**DIRECTIONS FOR THIS TASK**
Extract the lines that carry the string "EREAL" from the listing.

***** DATA SUPPLIED

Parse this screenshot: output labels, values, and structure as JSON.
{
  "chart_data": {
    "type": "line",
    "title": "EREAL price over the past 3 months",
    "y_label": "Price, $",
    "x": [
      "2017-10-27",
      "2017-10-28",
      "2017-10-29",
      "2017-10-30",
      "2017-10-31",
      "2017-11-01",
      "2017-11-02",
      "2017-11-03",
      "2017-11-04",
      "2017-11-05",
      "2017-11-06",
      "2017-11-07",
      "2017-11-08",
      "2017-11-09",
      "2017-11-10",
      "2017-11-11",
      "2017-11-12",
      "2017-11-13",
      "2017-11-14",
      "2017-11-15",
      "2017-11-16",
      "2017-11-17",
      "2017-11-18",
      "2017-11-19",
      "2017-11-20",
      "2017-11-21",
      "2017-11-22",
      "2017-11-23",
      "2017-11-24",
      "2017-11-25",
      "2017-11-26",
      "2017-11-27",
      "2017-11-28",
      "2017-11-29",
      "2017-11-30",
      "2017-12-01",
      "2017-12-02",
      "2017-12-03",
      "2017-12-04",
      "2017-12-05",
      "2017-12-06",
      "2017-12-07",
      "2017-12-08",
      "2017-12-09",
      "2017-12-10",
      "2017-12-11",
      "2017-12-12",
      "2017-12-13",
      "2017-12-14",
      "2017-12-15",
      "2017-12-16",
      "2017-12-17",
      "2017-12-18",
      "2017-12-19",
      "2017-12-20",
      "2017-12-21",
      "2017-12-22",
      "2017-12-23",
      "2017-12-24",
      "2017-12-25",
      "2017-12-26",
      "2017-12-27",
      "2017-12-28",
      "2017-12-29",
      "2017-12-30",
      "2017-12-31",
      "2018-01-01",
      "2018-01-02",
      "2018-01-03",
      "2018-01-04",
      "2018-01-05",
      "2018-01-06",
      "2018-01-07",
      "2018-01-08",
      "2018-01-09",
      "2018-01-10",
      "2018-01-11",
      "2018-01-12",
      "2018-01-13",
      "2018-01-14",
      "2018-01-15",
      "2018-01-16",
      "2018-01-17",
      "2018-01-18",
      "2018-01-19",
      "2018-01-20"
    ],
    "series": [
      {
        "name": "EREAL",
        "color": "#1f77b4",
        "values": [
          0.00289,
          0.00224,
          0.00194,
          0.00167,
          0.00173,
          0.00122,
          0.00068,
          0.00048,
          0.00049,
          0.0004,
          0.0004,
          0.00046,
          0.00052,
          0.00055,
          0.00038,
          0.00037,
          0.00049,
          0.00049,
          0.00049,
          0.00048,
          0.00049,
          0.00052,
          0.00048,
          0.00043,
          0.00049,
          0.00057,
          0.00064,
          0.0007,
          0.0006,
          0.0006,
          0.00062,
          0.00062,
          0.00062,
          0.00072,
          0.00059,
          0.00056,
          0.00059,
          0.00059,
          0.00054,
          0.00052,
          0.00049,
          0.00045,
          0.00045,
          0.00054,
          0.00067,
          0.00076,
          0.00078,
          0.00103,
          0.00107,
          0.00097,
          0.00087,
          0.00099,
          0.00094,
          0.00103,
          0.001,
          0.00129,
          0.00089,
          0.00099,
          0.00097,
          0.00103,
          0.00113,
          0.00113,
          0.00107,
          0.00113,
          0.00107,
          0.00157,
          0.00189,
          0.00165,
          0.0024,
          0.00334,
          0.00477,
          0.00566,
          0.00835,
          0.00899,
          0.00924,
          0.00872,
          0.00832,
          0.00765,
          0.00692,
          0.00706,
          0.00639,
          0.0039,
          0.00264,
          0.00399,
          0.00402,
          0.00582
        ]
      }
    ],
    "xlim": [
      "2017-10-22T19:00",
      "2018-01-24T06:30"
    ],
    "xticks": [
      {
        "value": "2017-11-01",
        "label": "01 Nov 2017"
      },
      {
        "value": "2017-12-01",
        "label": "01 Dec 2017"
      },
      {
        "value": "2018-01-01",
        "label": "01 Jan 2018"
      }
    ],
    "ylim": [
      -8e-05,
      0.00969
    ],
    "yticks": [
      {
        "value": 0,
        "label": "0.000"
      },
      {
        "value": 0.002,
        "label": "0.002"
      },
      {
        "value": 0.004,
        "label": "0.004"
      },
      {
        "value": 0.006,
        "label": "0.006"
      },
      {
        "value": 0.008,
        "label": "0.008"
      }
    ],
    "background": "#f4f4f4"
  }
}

**********

**RESPONSE**
    "title": "EREAL price over the past 3 months",
        "name": "EREAL",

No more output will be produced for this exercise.